* Problem to solve
Identify every line in the records below that contains the word "Slovenia", and reproduce each one.

=====

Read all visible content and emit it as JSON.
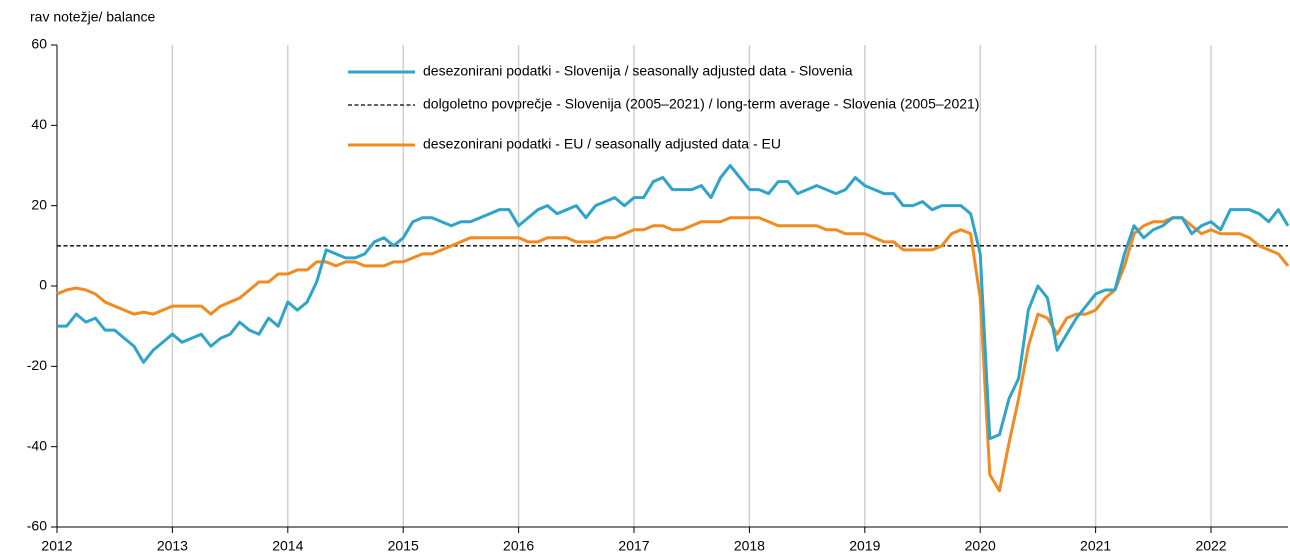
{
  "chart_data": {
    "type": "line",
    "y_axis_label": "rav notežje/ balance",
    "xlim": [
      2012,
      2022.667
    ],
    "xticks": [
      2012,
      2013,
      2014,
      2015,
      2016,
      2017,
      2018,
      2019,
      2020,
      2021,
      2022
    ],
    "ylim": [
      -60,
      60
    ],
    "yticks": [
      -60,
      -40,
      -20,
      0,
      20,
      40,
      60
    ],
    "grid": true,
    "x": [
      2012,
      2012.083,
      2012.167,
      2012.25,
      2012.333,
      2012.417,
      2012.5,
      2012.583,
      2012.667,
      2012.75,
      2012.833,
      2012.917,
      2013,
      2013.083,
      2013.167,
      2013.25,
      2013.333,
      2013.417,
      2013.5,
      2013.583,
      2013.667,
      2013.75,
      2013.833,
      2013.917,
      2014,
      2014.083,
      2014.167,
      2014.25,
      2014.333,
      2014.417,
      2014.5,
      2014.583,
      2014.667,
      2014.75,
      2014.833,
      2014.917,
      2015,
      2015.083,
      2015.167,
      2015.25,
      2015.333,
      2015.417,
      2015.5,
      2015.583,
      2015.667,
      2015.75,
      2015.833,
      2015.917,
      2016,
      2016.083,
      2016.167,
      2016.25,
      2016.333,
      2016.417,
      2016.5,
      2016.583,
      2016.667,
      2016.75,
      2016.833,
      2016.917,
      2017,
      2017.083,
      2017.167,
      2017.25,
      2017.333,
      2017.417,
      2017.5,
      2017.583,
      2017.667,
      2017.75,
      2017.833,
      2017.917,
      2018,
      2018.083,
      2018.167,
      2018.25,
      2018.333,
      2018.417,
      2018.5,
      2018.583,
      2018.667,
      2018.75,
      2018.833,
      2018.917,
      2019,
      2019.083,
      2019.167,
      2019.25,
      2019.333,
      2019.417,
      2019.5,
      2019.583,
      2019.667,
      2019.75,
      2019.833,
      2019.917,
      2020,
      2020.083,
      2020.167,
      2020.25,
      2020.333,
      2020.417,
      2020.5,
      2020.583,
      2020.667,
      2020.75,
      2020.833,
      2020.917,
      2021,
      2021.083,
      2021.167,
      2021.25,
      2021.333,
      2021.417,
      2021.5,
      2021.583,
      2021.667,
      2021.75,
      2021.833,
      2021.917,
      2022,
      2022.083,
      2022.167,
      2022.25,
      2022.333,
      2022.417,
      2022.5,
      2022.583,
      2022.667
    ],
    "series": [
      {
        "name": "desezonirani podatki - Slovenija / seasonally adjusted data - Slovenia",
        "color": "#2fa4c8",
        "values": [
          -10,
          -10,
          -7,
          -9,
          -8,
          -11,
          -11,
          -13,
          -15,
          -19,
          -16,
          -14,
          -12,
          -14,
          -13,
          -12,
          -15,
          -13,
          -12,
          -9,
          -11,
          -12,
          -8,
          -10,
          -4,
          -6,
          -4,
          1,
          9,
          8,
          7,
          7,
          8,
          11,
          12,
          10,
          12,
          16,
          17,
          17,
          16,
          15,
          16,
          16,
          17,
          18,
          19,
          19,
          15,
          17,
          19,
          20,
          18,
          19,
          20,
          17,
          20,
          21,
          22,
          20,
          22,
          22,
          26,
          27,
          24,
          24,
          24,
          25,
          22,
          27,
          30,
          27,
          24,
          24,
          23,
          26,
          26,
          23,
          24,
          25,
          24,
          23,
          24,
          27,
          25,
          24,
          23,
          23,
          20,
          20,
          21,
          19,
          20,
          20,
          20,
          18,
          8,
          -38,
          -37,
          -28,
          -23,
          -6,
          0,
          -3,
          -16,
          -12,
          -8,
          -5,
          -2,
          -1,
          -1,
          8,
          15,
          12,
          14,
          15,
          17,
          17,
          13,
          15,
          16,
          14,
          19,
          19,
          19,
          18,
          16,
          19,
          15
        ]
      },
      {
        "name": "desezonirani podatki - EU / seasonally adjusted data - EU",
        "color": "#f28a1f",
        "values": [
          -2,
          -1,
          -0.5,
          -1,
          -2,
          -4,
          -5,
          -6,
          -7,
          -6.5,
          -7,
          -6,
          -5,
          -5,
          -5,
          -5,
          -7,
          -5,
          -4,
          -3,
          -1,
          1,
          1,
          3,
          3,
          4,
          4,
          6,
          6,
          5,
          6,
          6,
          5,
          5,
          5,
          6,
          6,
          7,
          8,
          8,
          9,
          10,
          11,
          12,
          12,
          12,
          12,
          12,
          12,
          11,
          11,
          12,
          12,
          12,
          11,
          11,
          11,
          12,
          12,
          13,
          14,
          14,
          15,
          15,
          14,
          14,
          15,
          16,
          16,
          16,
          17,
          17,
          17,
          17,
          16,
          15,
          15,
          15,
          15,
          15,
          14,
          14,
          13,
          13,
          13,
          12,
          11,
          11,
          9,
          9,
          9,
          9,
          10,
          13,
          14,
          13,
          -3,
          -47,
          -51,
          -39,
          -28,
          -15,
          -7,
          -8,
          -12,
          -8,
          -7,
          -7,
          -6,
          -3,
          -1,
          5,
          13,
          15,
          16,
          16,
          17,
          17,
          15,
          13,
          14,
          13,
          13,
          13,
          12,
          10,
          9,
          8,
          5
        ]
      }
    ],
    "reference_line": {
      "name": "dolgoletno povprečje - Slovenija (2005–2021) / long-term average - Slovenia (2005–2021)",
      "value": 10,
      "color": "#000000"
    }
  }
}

=====

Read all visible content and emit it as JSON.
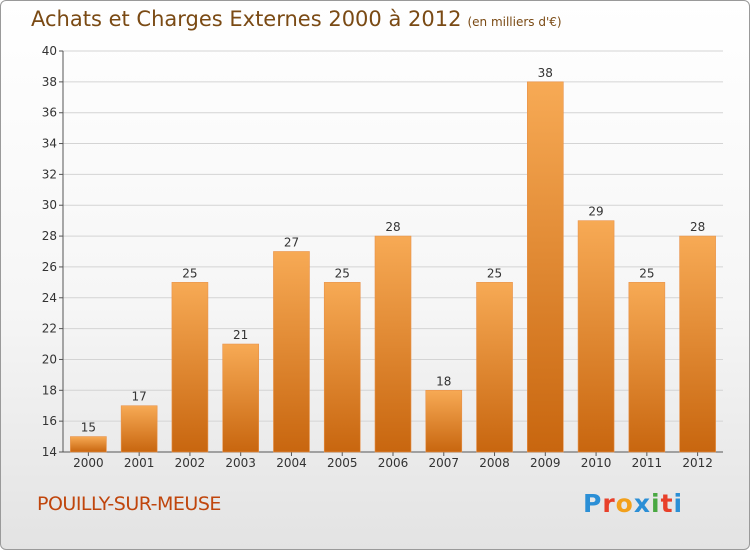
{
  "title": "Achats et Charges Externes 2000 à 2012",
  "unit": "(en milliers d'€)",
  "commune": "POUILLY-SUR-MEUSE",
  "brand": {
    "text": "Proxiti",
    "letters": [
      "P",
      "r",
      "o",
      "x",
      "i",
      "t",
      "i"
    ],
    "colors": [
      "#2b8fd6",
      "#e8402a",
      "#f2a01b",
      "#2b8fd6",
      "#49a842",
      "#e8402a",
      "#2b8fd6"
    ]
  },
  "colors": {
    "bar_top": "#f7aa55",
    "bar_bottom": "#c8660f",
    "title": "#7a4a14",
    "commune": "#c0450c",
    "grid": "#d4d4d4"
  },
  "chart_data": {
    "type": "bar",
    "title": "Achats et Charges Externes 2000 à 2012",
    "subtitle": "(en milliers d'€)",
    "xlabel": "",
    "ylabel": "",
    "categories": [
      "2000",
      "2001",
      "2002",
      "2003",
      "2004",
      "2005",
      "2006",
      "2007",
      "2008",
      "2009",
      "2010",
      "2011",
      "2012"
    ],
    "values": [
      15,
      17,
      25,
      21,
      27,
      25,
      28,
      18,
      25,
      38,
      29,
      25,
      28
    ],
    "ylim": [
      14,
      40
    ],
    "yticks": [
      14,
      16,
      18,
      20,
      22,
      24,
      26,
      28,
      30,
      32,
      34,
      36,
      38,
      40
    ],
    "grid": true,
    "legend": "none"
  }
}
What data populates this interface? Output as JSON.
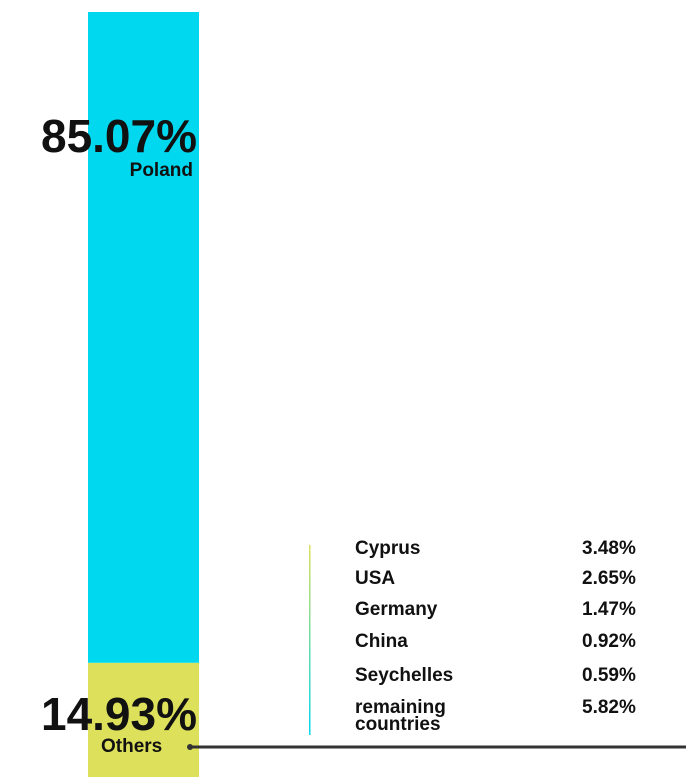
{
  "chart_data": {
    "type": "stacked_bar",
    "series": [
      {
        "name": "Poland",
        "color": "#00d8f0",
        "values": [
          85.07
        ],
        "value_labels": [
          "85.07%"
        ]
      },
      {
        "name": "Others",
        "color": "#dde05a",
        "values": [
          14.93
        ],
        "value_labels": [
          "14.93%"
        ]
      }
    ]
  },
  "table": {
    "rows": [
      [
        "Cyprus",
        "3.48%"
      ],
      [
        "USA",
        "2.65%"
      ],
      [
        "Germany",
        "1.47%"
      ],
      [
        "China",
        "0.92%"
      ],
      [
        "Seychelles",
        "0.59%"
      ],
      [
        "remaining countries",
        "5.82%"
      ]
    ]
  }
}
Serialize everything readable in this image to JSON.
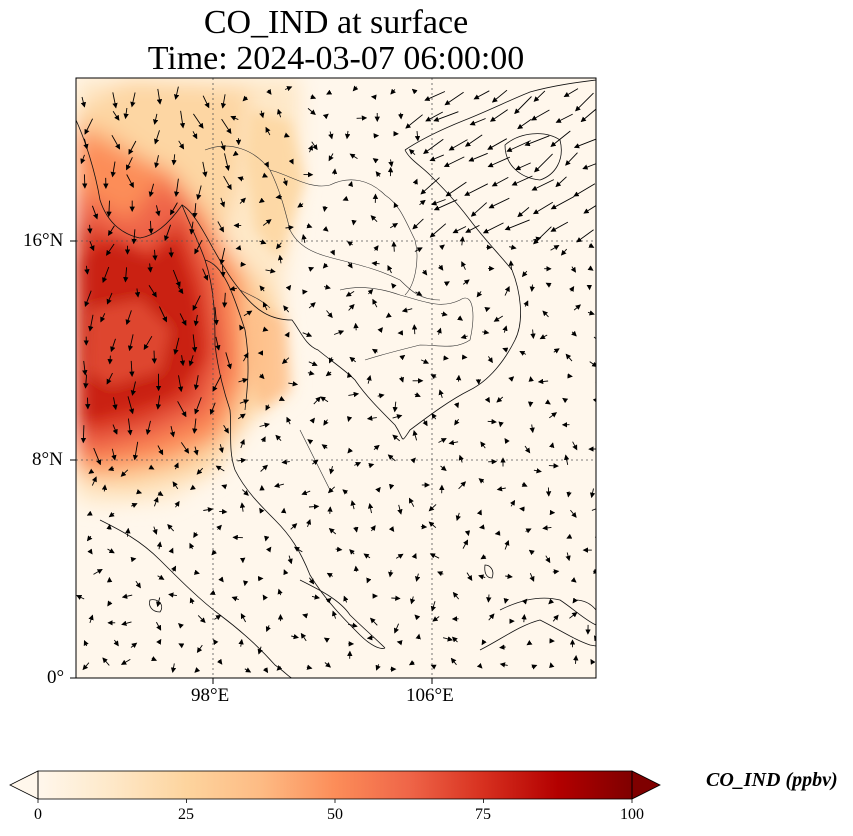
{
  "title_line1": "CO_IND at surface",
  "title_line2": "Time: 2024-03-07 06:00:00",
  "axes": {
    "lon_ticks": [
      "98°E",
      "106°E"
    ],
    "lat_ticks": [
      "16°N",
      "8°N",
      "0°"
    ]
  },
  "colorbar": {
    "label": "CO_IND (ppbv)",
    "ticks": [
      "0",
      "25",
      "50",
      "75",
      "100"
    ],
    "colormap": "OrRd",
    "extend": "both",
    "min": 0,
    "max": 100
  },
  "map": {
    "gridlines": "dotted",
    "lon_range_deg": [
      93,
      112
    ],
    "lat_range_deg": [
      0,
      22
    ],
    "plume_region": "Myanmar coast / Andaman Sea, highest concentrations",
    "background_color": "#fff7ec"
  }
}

=====

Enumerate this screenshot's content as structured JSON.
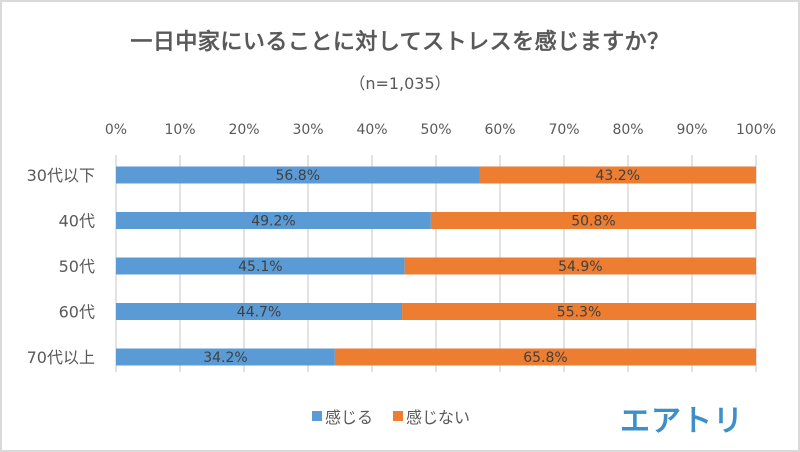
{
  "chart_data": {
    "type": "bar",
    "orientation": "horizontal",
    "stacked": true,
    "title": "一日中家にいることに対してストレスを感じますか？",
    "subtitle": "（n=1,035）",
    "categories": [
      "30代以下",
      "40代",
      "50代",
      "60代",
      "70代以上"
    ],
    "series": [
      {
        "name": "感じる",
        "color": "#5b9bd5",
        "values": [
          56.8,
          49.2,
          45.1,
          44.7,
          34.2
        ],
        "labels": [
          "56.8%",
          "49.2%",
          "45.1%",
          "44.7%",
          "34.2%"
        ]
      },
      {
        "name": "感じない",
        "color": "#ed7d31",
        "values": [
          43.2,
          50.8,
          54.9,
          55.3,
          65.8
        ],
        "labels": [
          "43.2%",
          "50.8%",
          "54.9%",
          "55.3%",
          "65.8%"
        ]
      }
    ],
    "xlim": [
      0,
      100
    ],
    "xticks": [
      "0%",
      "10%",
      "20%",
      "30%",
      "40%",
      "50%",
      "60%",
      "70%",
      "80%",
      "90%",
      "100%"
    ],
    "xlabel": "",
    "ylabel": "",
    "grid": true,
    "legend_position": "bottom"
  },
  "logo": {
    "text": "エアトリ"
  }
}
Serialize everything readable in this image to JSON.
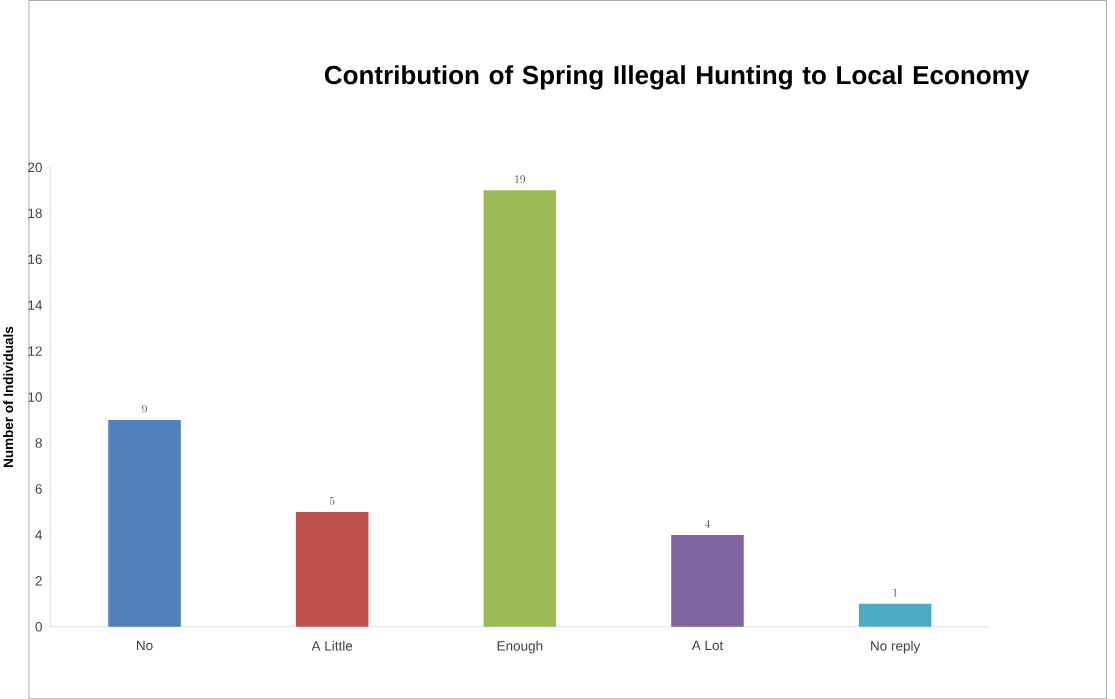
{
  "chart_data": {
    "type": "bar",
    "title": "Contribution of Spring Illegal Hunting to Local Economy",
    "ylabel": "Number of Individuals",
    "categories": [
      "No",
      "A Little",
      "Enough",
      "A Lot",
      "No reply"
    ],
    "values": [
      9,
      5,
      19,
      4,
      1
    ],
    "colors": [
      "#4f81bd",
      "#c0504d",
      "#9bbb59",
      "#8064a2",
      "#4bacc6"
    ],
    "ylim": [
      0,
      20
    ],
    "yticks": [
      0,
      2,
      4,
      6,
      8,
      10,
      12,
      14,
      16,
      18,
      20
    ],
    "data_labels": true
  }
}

=====

* Full response
        "name": "desezonirani podatki - Slovenija / seasonally adjusted data - Slovenia",
      "name": "dolgoletno povprečje - Slovenija (2005–2021) / long-term average - Slovenia (2005–2021)",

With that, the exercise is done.